TASK DESCRIPTION: Output, with no changes, the span of lines that opens with the line containing "Transcribe this image's" and closes with the last line.

EXTRACTED ENTRIES:
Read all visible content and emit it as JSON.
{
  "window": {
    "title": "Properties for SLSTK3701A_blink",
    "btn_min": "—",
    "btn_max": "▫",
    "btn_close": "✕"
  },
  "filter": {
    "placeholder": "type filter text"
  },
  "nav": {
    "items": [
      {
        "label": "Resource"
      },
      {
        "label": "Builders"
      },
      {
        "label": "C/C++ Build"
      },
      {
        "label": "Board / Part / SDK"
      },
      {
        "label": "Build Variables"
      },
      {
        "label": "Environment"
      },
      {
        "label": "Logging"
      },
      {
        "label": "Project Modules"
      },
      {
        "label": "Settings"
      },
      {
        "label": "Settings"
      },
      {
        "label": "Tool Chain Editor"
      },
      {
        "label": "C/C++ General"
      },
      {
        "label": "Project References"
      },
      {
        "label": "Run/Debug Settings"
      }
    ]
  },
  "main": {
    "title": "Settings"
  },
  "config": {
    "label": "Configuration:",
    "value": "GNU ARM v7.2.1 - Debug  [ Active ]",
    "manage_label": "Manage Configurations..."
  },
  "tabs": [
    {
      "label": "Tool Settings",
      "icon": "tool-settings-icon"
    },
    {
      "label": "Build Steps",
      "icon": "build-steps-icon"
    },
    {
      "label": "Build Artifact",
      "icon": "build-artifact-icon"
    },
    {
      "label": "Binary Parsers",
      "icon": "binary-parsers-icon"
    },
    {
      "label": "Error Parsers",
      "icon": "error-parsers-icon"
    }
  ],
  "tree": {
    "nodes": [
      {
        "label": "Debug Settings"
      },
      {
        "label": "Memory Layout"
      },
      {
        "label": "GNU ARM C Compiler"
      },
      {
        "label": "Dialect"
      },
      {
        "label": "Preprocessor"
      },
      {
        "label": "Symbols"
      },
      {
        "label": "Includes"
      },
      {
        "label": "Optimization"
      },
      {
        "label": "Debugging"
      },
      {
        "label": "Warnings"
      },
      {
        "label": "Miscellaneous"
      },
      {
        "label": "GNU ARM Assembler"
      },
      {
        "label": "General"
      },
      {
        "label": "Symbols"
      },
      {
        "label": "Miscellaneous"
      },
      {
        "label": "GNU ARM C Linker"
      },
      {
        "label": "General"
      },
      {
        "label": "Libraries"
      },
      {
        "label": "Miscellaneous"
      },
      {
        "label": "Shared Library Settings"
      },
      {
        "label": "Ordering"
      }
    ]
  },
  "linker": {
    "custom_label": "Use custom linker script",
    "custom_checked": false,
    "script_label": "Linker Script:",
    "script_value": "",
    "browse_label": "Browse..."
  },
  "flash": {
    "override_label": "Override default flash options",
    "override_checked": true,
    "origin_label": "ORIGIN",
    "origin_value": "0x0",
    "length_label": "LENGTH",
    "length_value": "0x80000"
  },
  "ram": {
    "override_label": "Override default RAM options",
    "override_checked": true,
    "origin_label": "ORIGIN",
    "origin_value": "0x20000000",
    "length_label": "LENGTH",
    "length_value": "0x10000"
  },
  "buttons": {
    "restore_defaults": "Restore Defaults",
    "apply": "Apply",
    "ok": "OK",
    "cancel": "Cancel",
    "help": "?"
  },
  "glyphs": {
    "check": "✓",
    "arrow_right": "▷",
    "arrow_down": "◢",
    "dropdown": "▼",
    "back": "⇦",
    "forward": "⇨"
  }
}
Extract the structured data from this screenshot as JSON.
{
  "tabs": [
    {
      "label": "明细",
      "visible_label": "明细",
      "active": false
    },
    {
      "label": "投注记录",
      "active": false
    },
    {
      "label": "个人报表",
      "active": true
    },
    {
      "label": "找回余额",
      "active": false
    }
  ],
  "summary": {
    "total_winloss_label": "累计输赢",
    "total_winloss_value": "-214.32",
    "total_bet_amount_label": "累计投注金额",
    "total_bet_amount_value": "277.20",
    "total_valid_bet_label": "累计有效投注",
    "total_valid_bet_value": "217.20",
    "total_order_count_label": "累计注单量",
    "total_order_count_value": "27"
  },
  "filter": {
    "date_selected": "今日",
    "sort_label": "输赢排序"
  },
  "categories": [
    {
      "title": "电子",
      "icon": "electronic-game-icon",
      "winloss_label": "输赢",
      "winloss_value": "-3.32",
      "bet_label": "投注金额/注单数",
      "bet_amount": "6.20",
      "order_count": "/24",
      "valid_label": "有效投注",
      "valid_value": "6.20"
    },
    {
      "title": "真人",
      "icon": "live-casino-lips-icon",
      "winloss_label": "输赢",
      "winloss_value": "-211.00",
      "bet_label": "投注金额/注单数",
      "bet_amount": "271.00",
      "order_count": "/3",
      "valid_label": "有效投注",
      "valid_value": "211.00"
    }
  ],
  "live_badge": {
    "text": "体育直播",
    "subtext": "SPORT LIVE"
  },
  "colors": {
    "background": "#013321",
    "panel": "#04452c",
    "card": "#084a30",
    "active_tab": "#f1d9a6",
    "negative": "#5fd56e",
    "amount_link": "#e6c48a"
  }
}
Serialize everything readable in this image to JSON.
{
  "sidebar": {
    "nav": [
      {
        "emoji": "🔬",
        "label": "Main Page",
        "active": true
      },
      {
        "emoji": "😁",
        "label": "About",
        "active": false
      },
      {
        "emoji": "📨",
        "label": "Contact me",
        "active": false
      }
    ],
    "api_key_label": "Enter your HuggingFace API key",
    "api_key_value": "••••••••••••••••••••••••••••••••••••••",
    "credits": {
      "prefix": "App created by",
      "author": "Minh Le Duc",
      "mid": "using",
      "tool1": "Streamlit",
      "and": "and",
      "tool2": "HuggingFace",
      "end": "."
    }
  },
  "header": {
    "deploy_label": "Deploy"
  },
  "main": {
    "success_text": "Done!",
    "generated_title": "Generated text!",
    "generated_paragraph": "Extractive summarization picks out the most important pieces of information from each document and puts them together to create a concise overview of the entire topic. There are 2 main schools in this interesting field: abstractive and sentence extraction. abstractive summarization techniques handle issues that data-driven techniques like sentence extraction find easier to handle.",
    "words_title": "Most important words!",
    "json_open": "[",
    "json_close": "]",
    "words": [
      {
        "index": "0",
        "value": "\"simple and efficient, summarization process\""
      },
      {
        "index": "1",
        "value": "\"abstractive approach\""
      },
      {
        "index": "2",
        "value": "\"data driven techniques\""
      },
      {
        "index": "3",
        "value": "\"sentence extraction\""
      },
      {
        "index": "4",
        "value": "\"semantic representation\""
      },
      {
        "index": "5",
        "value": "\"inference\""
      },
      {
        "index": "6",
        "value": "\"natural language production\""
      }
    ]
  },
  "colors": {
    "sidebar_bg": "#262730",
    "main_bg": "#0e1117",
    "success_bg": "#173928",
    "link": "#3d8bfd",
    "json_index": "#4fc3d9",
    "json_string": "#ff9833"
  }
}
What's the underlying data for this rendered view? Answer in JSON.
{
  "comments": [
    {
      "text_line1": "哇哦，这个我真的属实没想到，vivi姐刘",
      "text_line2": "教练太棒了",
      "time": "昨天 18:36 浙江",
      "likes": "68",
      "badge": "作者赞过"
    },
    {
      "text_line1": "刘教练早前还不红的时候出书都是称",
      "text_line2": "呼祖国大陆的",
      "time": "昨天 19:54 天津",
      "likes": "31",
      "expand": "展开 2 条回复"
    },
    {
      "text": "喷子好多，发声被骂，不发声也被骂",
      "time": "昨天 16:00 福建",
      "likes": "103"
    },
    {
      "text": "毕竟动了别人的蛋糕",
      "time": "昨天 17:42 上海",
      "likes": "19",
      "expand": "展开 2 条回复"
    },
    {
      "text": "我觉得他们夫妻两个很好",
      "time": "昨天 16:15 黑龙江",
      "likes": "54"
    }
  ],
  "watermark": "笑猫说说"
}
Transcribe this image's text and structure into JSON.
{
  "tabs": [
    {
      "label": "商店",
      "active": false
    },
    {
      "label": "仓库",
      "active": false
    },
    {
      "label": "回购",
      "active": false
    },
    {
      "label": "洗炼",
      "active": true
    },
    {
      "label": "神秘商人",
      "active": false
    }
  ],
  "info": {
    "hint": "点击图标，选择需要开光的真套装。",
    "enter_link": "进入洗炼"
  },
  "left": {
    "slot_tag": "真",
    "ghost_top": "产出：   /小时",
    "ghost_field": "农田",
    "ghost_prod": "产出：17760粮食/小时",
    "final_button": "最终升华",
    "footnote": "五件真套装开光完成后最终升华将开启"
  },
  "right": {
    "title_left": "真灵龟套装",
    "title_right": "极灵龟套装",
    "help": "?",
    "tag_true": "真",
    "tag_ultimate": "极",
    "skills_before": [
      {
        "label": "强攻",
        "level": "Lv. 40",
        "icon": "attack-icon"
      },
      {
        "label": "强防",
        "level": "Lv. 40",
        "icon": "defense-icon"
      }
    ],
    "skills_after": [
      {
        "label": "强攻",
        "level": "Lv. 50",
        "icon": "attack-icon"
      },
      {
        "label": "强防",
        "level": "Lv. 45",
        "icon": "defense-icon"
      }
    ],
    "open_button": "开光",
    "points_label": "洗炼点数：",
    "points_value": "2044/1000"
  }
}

ANSWER BELOW:
Transcribe this image's text and structure into JSON.
{
  "tabs": [
    {
      "label": "商店",
      "active": false
    },
    {
      "label": "仓库",
      "active": false
    },
    {
      "label": "回购",
      "active": false
    },
    {
      "label": "洗炼",
      "active": true
    },
    {
      "label": "神秘商人",
      "active": false
    }
  ],
  "info": {
    "hint": "点击图标，选择需要开光的真套装。",
    "enter_link": "进入洗炼"
  },
  "left": {
    "slot_tag": "真",
    "ghost_top": "产出：   /小时",
    "ghost_field": "农田",
    "ghost_prod": "产出：17760粮食/小时",
    "final_button": "最终升华",
    "footnote": "五件真套装开光完成后最终升华将开启"
  },
  "right": {
    "title_left": "真灵龟套装",
    "title_right": "极灵龟套装",
    "help": "?",
    "tag_true": "真",
    "tag_ultimate": "极",
    "skills_before": [
      {
        "label": "强攻",
        "level": "Lv. 40",
        "icon": "attack-icon"
      },
      {
        "label": "强防",
        "level": "Lv. 40",
        "icon": "defense-icon"
      }
    ],
    "skills_after": [
      {
        "label": "强攻",
        "level": "Lv. 50",
        "icon": "attack-icon"
      },
      {
        "label": "强防",
        "level": "Lv. 45",
        "icon": "defense-icon"
      }
    ],
    "open_button": "开光",
    "points_label": "洗炼点数：",
    "points_value": "2044/1000"
  }
}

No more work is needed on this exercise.